Mills Sociology

Program Goal 1: Theoretical Frameworks and Vocabulary

Be able to use sociological theories and vocabulary to explain how social forces and social structures shape human behavior from the individual to the global.

  • Sociological vocabulary : Use established sociological concepts appropriately.
  • Social theory: Describe the major tenets of several sociological frameworks.
  • Individual and society: Explain how sociology connects individual and the larger society.

Program Goal 2: Research Methods and Data Analysis

Students will gain basic skills in both quantitative and qualitative research methods and data analysis and will have advanced skills in at least one method of research and one method of data analysis.

  • Effective research design: Students create and execute appropriate research design and data collection methods.
  • Data analysis techniques: Students choose and execute data analysis techniques best suited to explain a social phenomenon.

Program Goal 3: Effective Communication

Students will be effective communicators who can construct and present well-organized, coherent, sociological arguments in writing, speaking, and other media to a variety of audiences.

  • Best Practices in Oral Presentations: Students demonstrate best practices in oral presentations including use of professional presentation software, effective time management, voice projection and self-presentation, and effective interaction with the audience.
  • Effective written communication: Students construct well-organized, coherent, arguments in writing that draw on sociological data and vocabulary.
  • Revising and editing skills: Students acquire the habit of revising and editing all written work in an iterative fashion before a final version is complete.

Program Goal 4: Using Research in Public Conversations

Students will accumulate a stock of established and accepted research findings and be able to critically use these to understand their own lives and the world around them, and to contribute to public conversations about contemporary issues.

  • Analyze contemporary sociological research: Students will be able to analyze contemporary sociological research in their work and use it to explain social and cultural phenomena.
  • Critically engage current research: Students will be able to critically engage current research findings and identify the strengths and weaknesses of various research designs.
  • Public conversations: Students will participate in public conversations about sociological issues either through conferences, workshops, interactions with mass media, or other public engagements.

From: Anthony Molaro LIS 7963 G01: Design Thinking, Innovation, and Creativity in the Information Environment, Fall 2015 St. Catherine University

  • Apply design thinking frameworks to articulate a project question aimed at addressing a “wicked problem” or creating and pursuing an innovative idea from imagination to prototyping/creation (Design thinking and problem formulation).
  • Develop research methods to research and build towards a solution for a “wicked problems” (Human-­‐centered research).
  • Evaluate the potential of a design or solution through analytical and synthetic thinking approaches (Iterative feedback).
  • Synthesize the physical, logical, and emotional design domains required for conducting a holistic evaluation of the potential success of their project (Critical evaluation).
  • Communicate effectively in oral and written format the output of their thinking (idea), and generate interest and support for the adoption or implementation of the idea (Present to outside stakeholders and perform project).

| GIVEN ENTRIES |

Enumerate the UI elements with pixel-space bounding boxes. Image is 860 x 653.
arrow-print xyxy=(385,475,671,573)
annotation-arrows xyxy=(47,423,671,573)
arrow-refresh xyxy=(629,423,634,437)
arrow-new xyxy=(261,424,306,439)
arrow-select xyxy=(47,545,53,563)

| TASKS TO PERFORM |
**1)** List the titles of the numbered program goals in the Mills Sociology text.
**2)** According to the Mills Sociology text, which university offers LIS 7963 G01?
Use only the Mills Sociology text, not the lines.

| OUTPUTS IN ORDER |
**1)**
Theoretical Frameworks and Vocabulary
Research Methods and Data Analysis
Effective Communication
Using Research in Public Conversations

**2)** St. Catherine University.